■ Excerpted text:
_ _ _ _

Vietnam has done something few AI regulators have managed: it named names. On June 30, 2026, Deputy Prime Minister Hồ Quốc Dũng signed Decision No. 33/2026/QD-TTg, an enumerated list of 46 AI systems classified as "high-risk" under the country's Law on Artificial Intelligence No. 134/2025/QH15, which took effect March 1, 2026. The decision itself takes effect August 15, 2026, and covers six sectors: transportation, education, healthcare, banking, litigation, and ethnicity/religion.
A list instead of a test
Most AI laws — the EU AI Act chief among them — classify "high-risk" systems by describing categories and letting providers self-assess against open-ended criteria. Vietnam instead published a finite catalogue: 31 transportation systems (autonomous-vehicle controls, traffic-signal management, infrastructure operations), seven ethnicity-and-religion systems (file scoring, application decisions), three education systems, two healthcare systems, two banking systems, and one litigation system — biometric facial recognition used in civil proceedings, according to Vietnam News.

_ _ _ _

■ Supplied information:
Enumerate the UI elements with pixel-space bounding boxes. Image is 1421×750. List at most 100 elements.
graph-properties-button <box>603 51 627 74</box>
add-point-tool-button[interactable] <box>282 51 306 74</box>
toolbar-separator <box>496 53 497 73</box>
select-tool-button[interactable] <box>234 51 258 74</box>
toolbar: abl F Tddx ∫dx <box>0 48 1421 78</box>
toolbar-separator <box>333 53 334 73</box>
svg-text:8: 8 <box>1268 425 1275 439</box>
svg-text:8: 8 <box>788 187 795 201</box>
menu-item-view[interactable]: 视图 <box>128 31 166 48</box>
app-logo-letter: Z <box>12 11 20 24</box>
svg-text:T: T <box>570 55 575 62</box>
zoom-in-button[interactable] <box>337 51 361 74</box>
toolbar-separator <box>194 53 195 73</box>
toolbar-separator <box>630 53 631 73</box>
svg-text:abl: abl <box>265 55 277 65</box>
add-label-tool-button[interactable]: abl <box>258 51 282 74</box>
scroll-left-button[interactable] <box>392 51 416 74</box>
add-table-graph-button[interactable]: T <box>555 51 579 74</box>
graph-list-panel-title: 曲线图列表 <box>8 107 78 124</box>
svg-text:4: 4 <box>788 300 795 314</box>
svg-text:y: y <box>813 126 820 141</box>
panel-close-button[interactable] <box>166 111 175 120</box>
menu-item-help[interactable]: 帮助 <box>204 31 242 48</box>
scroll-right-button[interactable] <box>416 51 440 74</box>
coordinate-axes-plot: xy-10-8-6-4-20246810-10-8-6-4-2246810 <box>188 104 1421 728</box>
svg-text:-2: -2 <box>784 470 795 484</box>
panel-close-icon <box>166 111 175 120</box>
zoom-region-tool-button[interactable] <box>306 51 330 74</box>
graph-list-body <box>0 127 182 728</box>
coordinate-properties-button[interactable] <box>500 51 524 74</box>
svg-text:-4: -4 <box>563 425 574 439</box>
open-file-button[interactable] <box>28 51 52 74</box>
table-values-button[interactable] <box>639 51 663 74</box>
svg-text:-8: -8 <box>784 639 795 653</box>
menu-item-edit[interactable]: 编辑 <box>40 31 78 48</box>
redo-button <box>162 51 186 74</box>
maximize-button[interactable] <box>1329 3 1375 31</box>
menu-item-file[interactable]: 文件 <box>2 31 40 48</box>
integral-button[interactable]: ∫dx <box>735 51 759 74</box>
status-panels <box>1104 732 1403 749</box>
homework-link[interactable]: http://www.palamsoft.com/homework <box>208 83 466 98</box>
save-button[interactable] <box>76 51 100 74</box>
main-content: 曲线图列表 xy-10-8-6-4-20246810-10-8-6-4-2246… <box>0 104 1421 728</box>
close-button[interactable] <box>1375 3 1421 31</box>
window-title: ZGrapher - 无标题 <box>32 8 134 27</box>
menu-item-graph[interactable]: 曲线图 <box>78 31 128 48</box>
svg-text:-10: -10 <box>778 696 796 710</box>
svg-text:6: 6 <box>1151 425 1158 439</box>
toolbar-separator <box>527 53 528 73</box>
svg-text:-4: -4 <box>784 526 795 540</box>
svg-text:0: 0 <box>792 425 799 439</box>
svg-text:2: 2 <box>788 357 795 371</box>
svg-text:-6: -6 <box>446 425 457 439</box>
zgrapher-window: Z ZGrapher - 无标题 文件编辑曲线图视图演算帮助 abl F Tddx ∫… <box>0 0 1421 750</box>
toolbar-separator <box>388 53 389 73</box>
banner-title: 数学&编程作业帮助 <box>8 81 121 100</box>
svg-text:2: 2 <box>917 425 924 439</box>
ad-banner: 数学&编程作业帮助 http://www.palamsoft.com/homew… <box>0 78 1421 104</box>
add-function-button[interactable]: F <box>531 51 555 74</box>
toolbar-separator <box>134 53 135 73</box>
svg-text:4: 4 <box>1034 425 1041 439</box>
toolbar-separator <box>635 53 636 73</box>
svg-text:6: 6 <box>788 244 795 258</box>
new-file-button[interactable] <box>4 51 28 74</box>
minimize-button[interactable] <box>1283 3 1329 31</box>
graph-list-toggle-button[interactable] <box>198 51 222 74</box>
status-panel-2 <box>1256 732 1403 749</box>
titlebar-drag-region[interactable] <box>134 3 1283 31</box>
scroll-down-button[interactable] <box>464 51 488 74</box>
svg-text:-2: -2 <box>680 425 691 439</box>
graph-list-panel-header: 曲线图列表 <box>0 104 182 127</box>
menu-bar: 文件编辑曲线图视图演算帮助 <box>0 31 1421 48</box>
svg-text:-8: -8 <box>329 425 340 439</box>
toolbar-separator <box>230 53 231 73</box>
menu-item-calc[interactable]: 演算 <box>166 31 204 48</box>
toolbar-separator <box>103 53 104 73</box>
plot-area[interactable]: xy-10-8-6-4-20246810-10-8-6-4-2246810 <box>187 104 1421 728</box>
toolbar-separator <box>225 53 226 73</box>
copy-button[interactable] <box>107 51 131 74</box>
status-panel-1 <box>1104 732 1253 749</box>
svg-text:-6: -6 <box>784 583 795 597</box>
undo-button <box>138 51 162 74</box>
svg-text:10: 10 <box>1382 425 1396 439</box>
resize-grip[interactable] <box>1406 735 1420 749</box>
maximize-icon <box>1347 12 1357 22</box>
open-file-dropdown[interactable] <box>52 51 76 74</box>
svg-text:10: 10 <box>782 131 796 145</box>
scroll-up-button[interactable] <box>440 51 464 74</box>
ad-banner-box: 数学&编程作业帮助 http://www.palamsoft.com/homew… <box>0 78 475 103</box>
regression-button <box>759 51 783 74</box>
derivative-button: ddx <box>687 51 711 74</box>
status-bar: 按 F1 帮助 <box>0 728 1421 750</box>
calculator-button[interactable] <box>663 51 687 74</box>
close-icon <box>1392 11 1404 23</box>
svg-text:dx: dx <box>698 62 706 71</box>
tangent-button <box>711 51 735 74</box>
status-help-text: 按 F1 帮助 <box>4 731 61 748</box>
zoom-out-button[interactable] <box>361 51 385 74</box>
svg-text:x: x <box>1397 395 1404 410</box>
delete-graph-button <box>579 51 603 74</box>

_ _ _ _

■ Using the information:
(A) Using the passage on Vietnam's high-risk AI list above the entries, decide whether each statement agrees with it, answering yes or no and quoting the words that decide it. (i) Decision No. 33/2026/QD-TTg took effect on March 1, 2026. (ii) The list includes 31 transportation systems. (iii) Three healthcare systems appear on the list.
(B) According to the passage on Vietnam's high-risk AI list, who signed Decision No. 33/2026/QD-TTg?
(C) Extend the passage on Vietnam's high-risk AI list past its final sentence, which ends with "according to Vietnam News."

■ Expected responses:
(A)
(i) No: "The decision itself takes effect August 15, 2026"
(ii) Yes: "31 transportation systems"
(iii) No: "two healthcare systems"

(B) Deputy Prime Minister Hồ Quốc Dũng signed it.

(C)
That design has a real advantage. A closed list is auditable: a bank building a credit-scoring tool can check whether it appears on the schedule rather than argue with a regulator over whether its system meets an abstract "significant risk to fundamental rights" threshold. Providers of listed systems must report their risk classification to the Ministry of Science and Technology before deployment, complete a conformity assessment before and throughout operation, and maintain a risk-management plan, per the Ministry's own summary. That is a genuinely more predictable compliance posture than the ambiguity many EU deployers now face waiting on Commission guidance documents.
The inclusion of ethnicity-and-religion classification systems is also worth crediting on its own terms. Automated ethnic or religious profiling by government-linked AI has been one of the most abused applications of the technology globally — most notoriously in Xinjiang. Vietnam designating seven such systems as high-risk, subject to mandatory human oversight and conformity assessment before an administrative decision can rely on them, is a defensible guardrail rather than regulatory overreach, and it is the kind of category regulators elsewhere have been slower to name explicitly.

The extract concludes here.